Directions for this task
Reproduce the lines of the records from the beginning through the line containing "gitee-logo[interactable]: gitee bbox=[49, 10, 225, 62]", including that line.
::: Data records
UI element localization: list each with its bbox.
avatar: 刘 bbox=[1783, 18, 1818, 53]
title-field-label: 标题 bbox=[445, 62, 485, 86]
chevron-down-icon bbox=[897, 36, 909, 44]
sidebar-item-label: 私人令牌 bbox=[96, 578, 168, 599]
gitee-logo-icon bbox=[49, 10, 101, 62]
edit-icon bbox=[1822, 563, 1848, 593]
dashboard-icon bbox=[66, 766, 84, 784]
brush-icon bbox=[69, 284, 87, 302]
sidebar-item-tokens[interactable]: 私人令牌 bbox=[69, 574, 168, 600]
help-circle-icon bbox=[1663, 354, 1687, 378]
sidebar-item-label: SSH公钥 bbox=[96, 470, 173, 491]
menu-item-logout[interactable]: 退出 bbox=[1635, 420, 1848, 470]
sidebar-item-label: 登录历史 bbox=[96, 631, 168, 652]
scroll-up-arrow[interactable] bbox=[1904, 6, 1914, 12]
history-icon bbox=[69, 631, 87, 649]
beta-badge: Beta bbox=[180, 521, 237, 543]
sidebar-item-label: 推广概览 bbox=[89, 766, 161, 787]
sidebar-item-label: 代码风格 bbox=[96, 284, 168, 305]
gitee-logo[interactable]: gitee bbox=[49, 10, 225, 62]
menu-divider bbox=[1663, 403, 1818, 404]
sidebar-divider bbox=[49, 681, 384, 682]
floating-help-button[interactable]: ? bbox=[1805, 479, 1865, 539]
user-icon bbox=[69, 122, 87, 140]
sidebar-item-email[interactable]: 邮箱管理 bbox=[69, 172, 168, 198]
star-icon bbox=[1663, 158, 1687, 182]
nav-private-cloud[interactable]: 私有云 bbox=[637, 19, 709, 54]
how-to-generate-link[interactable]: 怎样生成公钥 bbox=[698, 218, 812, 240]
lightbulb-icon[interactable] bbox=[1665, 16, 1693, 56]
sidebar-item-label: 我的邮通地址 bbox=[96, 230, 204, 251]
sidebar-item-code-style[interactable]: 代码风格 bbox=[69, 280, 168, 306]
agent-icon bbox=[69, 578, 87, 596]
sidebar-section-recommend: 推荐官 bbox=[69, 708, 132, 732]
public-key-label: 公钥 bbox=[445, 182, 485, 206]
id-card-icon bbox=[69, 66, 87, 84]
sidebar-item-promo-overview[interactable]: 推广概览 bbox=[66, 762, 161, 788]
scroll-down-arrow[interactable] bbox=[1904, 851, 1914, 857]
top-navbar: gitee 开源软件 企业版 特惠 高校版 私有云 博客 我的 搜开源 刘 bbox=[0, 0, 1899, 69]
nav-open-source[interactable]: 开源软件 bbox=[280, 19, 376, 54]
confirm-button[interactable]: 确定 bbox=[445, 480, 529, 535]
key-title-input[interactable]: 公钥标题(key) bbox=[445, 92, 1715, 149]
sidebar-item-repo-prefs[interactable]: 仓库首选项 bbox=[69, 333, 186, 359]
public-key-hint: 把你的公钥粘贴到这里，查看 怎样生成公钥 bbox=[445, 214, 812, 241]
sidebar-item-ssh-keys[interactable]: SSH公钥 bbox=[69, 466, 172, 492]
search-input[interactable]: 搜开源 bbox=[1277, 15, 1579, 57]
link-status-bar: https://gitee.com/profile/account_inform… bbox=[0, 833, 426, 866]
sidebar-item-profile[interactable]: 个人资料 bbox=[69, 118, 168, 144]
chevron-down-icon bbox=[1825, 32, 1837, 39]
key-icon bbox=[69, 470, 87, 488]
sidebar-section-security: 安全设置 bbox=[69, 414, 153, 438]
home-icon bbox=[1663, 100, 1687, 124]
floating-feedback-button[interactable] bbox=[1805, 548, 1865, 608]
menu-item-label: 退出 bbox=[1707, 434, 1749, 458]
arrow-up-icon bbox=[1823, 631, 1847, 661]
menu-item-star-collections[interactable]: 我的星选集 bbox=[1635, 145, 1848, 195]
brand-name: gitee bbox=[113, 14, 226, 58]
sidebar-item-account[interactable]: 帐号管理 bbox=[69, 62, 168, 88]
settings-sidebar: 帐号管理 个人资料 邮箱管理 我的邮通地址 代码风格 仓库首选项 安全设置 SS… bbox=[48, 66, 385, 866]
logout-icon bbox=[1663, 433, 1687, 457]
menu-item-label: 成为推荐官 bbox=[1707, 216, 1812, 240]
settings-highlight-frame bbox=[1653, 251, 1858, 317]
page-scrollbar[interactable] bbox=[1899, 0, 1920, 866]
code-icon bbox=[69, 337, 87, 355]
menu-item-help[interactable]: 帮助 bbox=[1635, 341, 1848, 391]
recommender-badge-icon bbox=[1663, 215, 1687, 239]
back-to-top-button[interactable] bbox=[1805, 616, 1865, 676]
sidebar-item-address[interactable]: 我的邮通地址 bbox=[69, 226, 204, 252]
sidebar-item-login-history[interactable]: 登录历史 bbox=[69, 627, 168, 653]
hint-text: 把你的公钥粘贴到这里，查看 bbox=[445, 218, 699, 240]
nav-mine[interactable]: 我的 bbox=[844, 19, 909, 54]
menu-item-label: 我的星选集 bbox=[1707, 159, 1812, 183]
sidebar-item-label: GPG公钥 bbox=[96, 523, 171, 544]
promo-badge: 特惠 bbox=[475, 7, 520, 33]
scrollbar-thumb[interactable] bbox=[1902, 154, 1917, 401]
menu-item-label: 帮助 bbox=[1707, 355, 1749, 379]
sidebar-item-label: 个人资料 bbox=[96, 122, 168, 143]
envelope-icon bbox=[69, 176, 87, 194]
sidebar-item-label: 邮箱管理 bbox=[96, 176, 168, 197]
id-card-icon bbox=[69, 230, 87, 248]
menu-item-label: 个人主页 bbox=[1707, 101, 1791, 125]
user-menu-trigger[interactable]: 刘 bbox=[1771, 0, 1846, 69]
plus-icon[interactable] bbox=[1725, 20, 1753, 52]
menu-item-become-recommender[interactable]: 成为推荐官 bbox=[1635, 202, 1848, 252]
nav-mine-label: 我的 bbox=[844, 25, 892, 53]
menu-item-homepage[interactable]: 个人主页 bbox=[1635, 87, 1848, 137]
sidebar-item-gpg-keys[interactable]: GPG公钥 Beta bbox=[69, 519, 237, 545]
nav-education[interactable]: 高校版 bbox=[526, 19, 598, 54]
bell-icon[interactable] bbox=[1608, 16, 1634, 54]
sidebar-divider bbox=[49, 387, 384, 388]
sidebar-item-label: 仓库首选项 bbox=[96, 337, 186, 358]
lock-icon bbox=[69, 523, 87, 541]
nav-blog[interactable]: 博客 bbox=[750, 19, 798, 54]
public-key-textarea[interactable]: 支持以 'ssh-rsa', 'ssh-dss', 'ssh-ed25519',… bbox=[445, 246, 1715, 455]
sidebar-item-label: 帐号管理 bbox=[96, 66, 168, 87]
::::::
Reply to the exercise
UI element localization: list each with its bbox.
avatar: 刘 bbox=[1783, 18, 1818, 53]
title-field-label: 标题 bbox=[445, 62, 485, 86]
chevron-down-icon bbox=[897, 36, 909, 44]
sidebar-item-label: 私人令牌 bbox=[96, 578, 168, 599]
gitee-logo-icon bbox=[49, 10, 101, 62]
edit-icon bbox=[1822, 563, 1848, 593]
dashboard-icon bbox=[66, 766, 84, 784]
brush-icon bbox=[69, 284, 87, 302]
sidebar-item-tokens[interactable]: 私人令牌 bbox=[69, 574, 168, 600]
help-circle-icon bbox=[1663, 354, 1687, 378]
sidebar-item-label: SSH公钥 bbox=[96, 470, 173, 491]
menu-item-logout[interactable]: 退出 bbox=[1635, 420, 1848, 470]
sidebar-item-label: 登录历史 bbox=[96, 631, 168, 652]
scroll-up-arrow[interactable] bbox=[1904, 6, 1914, 12]
history-icon bbox=[69, 631, 87, 649]
beta-badge: Beta bbox=[180, 521, 237, 543]
sidebar-item-label: 推广概览 bbox=[89, 766, 161, 787]
sidebar-item-label: 代码风格 bbox=[96, 284, 168, 305]
gitee-logo[interactable]: gitee bbox=[49, 10, 225, 62]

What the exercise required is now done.